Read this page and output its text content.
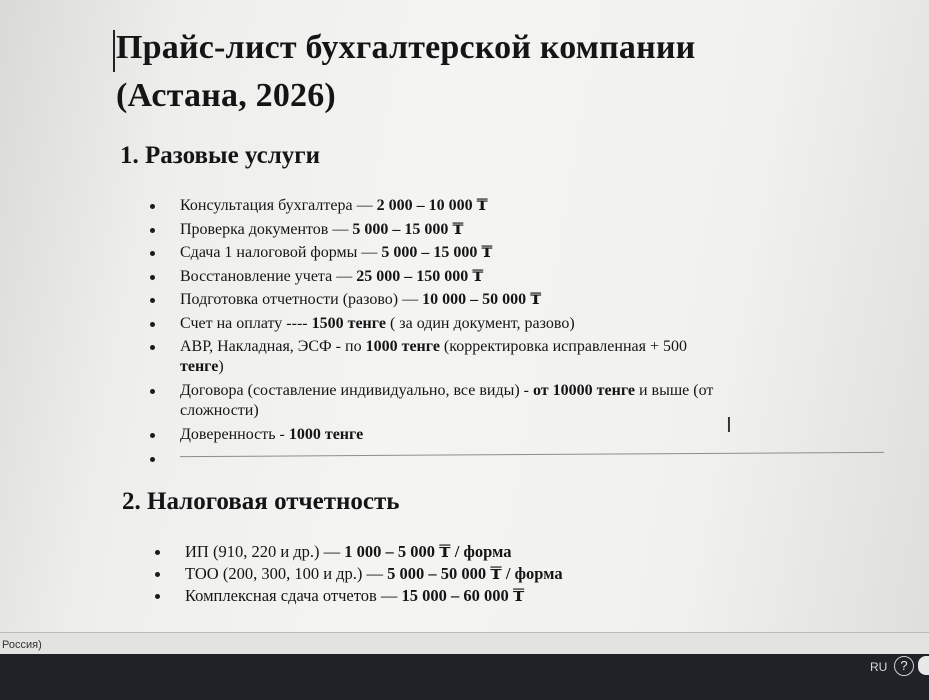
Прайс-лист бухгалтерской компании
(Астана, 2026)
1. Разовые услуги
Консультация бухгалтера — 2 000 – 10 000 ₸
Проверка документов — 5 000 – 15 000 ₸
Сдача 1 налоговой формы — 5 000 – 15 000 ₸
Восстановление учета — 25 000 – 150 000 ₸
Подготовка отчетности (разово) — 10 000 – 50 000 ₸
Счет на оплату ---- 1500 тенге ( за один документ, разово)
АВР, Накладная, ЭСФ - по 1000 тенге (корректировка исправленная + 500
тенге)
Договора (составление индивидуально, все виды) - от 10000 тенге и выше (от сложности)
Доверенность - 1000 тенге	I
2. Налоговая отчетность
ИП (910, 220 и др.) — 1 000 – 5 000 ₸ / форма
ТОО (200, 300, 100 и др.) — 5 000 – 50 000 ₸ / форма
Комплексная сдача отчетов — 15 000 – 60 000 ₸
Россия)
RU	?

++++

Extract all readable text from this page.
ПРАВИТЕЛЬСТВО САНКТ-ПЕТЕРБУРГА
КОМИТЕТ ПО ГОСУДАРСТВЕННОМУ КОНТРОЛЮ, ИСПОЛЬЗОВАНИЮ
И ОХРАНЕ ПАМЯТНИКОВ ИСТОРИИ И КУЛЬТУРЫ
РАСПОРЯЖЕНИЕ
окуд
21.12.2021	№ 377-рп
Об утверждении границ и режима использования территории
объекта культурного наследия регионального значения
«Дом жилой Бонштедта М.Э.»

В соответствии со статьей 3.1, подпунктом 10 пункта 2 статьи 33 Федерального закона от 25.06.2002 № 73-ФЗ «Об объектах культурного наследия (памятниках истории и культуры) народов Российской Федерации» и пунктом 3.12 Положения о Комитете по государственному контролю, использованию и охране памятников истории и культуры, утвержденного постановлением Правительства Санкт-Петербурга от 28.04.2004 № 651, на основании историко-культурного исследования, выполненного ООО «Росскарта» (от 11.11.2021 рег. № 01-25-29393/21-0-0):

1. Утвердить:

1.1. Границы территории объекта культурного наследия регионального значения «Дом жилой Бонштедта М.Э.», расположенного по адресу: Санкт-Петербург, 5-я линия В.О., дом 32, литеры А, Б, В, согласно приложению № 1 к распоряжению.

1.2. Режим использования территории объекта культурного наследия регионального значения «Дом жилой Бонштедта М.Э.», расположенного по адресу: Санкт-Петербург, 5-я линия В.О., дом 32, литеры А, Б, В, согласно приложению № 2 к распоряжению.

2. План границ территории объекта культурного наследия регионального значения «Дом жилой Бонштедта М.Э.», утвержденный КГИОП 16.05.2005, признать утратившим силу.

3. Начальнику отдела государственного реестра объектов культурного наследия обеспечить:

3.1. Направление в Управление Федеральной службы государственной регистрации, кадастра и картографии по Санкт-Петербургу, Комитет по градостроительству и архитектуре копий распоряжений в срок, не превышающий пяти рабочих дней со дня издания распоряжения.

++++

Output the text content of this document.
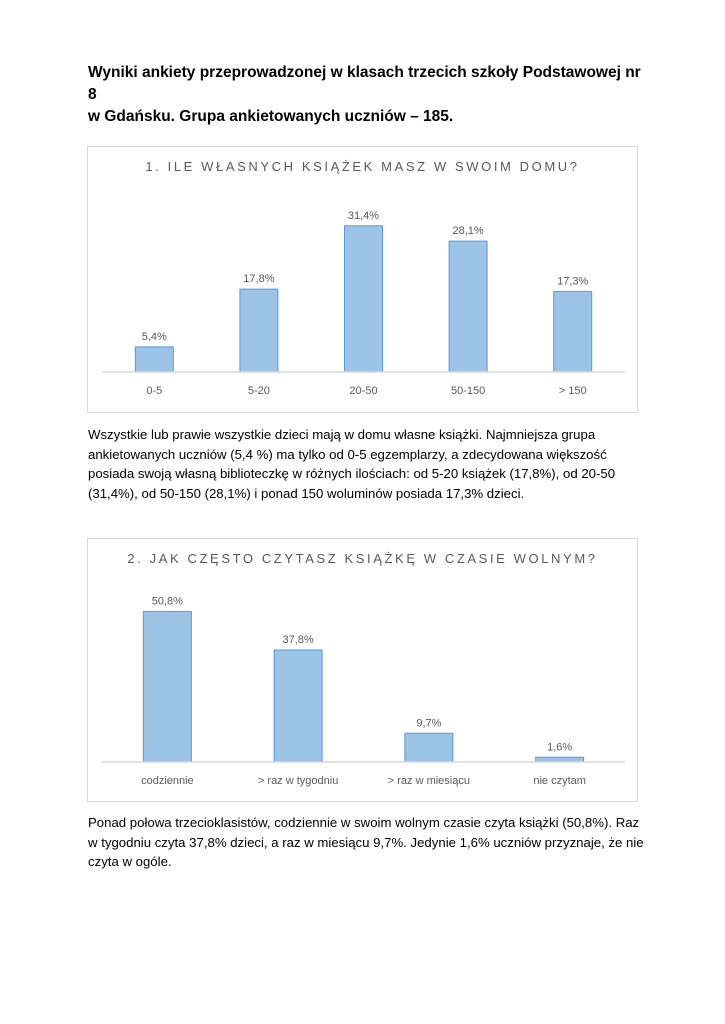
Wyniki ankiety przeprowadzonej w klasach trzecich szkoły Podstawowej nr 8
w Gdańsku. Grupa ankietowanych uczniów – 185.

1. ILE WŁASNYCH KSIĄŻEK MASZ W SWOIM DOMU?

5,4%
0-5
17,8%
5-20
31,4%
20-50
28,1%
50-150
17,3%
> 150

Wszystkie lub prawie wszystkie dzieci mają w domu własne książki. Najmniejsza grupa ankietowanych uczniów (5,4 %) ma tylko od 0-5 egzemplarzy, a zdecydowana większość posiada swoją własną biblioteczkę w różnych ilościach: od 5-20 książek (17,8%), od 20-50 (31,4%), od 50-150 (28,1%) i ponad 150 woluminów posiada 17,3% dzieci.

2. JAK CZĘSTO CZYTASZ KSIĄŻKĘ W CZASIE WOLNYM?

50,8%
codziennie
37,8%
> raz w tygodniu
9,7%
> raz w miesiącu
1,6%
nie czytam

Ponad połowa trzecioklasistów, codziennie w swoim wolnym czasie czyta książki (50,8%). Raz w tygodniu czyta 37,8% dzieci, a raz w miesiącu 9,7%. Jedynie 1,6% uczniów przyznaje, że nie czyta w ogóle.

++++

# Given problem:
From the listing above, collect each line in which the string "page" appears.

# Output of the exercise:
Read this page and output its text content.
Extract all readable text from this page.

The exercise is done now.